──────── Information shown ────────
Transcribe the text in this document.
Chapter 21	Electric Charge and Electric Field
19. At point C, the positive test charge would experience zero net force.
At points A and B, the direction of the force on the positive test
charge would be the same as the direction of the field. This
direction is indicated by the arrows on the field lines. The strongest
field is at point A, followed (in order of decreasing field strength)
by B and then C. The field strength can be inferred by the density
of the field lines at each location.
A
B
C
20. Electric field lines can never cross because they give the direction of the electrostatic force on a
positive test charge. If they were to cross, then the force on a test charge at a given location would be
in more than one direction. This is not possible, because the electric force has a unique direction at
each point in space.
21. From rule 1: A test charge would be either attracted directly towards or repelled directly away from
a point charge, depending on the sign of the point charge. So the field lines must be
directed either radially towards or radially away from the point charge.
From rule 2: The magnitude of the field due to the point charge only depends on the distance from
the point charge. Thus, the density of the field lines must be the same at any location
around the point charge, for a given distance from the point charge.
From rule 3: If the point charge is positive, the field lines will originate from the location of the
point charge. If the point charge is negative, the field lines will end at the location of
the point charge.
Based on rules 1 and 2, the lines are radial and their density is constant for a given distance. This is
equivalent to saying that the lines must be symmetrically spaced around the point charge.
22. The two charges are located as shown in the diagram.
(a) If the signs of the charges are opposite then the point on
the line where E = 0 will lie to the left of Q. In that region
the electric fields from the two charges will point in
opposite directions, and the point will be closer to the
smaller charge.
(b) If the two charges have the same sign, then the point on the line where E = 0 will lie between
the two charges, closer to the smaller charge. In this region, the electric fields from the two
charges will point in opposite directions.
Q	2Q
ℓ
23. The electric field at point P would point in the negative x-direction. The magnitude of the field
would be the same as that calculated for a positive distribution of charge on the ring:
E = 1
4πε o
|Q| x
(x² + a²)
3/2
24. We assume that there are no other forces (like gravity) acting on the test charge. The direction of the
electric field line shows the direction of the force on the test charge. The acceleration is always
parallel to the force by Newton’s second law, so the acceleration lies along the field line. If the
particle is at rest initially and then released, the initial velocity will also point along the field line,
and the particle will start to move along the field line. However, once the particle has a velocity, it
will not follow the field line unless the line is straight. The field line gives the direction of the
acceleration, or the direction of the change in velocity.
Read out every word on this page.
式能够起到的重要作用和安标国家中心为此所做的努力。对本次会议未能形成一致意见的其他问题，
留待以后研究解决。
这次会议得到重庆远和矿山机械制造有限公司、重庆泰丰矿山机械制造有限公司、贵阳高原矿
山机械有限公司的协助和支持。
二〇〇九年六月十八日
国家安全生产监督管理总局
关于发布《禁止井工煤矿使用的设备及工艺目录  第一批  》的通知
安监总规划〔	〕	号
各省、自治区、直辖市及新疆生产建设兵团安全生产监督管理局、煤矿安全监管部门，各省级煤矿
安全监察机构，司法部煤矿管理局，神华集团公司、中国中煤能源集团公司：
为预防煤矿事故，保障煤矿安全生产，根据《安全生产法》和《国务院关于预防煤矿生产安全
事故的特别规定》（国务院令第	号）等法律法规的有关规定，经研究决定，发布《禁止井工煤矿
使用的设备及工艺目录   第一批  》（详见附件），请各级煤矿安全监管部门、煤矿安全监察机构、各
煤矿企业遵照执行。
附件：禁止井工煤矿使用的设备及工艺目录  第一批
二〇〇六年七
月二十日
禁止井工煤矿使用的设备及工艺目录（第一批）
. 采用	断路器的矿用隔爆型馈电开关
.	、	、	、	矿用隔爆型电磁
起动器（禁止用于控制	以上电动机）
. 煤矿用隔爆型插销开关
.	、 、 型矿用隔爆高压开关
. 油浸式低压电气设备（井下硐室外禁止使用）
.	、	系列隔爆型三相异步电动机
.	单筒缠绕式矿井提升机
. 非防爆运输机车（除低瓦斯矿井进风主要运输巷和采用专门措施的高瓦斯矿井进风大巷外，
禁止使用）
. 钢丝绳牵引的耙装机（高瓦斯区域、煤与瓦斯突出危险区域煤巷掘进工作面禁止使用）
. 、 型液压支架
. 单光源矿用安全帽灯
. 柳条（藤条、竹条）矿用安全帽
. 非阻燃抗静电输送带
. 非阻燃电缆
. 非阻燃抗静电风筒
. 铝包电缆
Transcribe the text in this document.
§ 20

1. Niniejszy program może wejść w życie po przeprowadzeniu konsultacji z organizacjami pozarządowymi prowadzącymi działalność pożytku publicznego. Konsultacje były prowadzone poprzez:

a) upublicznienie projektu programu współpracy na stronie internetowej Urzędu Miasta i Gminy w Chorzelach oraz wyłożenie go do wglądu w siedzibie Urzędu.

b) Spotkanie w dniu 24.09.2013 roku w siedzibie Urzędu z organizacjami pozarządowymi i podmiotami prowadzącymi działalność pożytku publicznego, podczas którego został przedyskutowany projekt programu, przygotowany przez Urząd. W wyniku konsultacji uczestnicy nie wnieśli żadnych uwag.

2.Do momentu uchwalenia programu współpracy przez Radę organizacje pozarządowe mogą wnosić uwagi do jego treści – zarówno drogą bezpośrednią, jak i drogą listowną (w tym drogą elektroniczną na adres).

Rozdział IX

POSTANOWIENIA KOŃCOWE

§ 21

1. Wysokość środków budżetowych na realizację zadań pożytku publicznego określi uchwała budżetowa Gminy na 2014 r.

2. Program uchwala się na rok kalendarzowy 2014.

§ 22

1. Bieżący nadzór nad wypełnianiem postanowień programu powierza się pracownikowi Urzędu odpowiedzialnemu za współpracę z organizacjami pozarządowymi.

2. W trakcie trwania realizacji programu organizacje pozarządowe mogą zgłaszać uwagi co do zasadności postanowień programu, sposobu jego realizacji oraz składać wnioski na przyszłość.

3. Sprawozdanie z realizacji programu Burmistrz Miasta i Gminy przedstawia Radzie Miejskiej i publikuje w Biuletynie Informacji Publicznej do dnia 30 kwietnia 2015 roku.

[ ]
────────
- [Exercise]:
Copy out the material above in its entirety. Every detail must match.

- [Solution]:
Transcribe the text in this document.
Chapter 21	Electric Charge and Electric Field
19. At point C, the positive test charge would experience zero net force.
At points A and B, the direction of the force on the positive test
charge would be the same as the direction of the field. This
direction is indicated by the arrows on the field lines. The strongest
field is at point A, followed (in order of decreasing field strength)
by B and then C. The field strength can be inferred by the density
of the field lines at each location.
A
B
C
20. Electric field lines can never cross because they give the direction of the electrostatic force on a
positive test charge. If they were to cross, then the force on a test charge at a given location would be
in more than one direction. This is not possible, because the electric force has a unique direction at
each point in space.
21. From rule 1: A test charge would be either attracted directly towards or repelled directly away from
a point charge, depending on the sign of the point charge. So the field lines must be
directed either radially towards or radially away from the point charge.
From rule 2: The magnitude of the field due to the point charge only depends on the distance from
the point charge. Thus, the density of the field lines must be the same at any location
around the point charge, for a given distance from the point charge.
From rule 3: If the point charge is positive, the field lines will originate from the location of the
point charge. If the point charge is negative, the field lines will end at the location of
the point charge.
Based on rules 1 and 2, the lines are radial and their density is constant for a given distance. This is
equivalent to saying that the lines must be symmetrically spaced around the point charge.
22. The two charges are located as shown in the diagram.
(a) If the signs of the charges are opposite then the point on
the line where E = 0 will lie to the left of Q. In that region
the electric fields from the two charges will point in
opposite directions, and the point will be closer to the
smaller charge.
(b) If the two charges have the same sign, then the point on the line where E = 0 will lie between
the two charges, closer to the smaller charge. In this region, the electric fields from the two
charges will point in opposite directions.
Q	2Q
ℓ
23. The electric field at point P would point in the negative x-direction. The magnitude of the field
would be the same as that calculated for a positive distribution of charge on the ring:
E = 1
4πε o
|Q| x
(x² + a²)
3/2
24. We assume that there are no other forces (like gravity) acting on the test charge. The direction of the
electric field line shows the direction of the force on the test charge. The acceleration is always
parallel to the force by Newton’s second law, so the acceleration lies along the field line. If the
particle is at rest initially and then released, the initial velocity will also point along the field line,
and the particle will start to move along the field line. However, once the particle has a velocity, it
will not follow the field line unless the line is straight. The field line gives the direction of the
acceleration, or the direction of the change in velocity.
Read out every word on this page.
式能够起到的重要作用和安标国家中心为此所做的努力。对本次会议未能形成一致意见的其他问题，
留待以后研究解决。
这次会议得到重庆远和矿山机械制造有限公司、重庆泰丰矿山机械制造有限公司、贵阳高原矿
山机械有限公司的协助和支持。
二〇〇九年六月十八日
国家安全生产监督管理总局
关于发布《禁止井工煤矿使用的设备及工艺目录  第一批  》的通知
安监总规划〔	〕	号
各省、自治区、直辖市及新疆生产建设兵团安全生产监督管理局、煤矿安全监管部门，各省级煤矿
安全监察机构，司法部煤矿管理局，神华集团公司、中国中煤能源集团公司：
为预防煤矿事故，保障煤矿安全生产，根据《安全生产法》和《国务院关于预防煤矿生产安全
事故的特别规定》（国务院令第	号）等法律法规的有关规定，经研究决定，发布《禁止井工煤矿
使用的设备及工艺目录   第一批  》（详见附件），请各级煤矿安全监管部门、煤矿安全监察机构、各
煤矿企业遵照执行。
附件：禁止井工煤矿使用的设备及工艺目录  第一批
二〇〇六年七
月二十日
禁止井工煤矿使用的设备及工艺目录（第一批）
. 采用	断路器的矿用隔爆型馈电开关
.	、	、	、	矿用隔爆型电磁
起动器（禁止用于控制	以上电动机）
. 煤矿用隔爆型插销开关
.	、 、 型矿用隔爆高压开关
. 油浸式低压电气设备（井下硐室外禁止使用）
.	、	系列隔爆型三相异步电动机
.	单筒缠绕式矿井提升机
. 非防爆运输机车（除低瓦斯矿井进风主要运输巷和采用专门措施的高瓦斯矿井进风大巷外，
禁止使用）
. 钢丝绳牵引的耙装机（高瓦斯区域、煤与瓦斯突出危险区域煤巷掘进工作面禁止使用）
. 、 型液压支架
. 单光源矿用安全帽灯
. 柳条（藤条、竹条）矿用安全帽
. 非阻燃抗静电输送带
. 非阻燃电缆
. 非阻燃抗静电风筒
. 铝包电缆
Transcribe the text in this document.
§ 20

1. Niniejszy program może wejść w życie po przeprowadzeniu konsultacji z organizacjami pozarządowymi prowadzącymi działalność pożytku publicznego. Konsultacje były prowadzone poprzez:

a) upublicznienie projektu programu współpracy na stronie internetowej Urzędu Miasta i Gminy w Chorzelach oraz wyłożenie go do wglądu w siedzibie Urzędu.

b) Spotkanie w dniu 24.09.2013 roku w siedzibie Urzędu z organizacjami pozarządowymi i podmiotami prowadzącymi działalność pożytku publicznego, podczas którego został przedyskutowany projekt programu, przygotowany przez Urząd. W wyniku konsultacji uczestnicy nie wnieśli żadnych uwag.

2.Do momentu uchwalenia programu współpracy przez Radę organizacje pozarządowe mogą wnosić uwagi do jego treści – zarówno drogą bezpośrednią, jak i drogą listowną (w tym drogą elektroniczną na adres).

Rozdział IX

POSTANOWIENIA KOŃCOWE

§ 21

1. Wysokość środków budżetowych na realizację zadań pożytku publicznego określi uchwała budżetowa Gminy na 2014 r.

2. Program uchwala się na rok kalendarzowy 2014.

§ 22

1. Bieżący nadzór nad wypełnianiem postanowień programu powierza się pracownikowi Urzędu odpowiedzialnemu za współpracę z organizacjami pozarządowymi.

2. W trakcie trwania realizacji programu organizacje pozarządowe mogą zgłaszać uwagi co do zasadności postanowień programu, sposobu jego realizacji oraz składać wnioski na przyszłość.

3. Sprawozdanie z realizacji programu Burmistrz Miasta i Gminy przedstawia Radzie Miejskiej i publikuje w Biuletynie Informacji Publicznej do dnia 30 kwietnia 2015 roku.

[ ]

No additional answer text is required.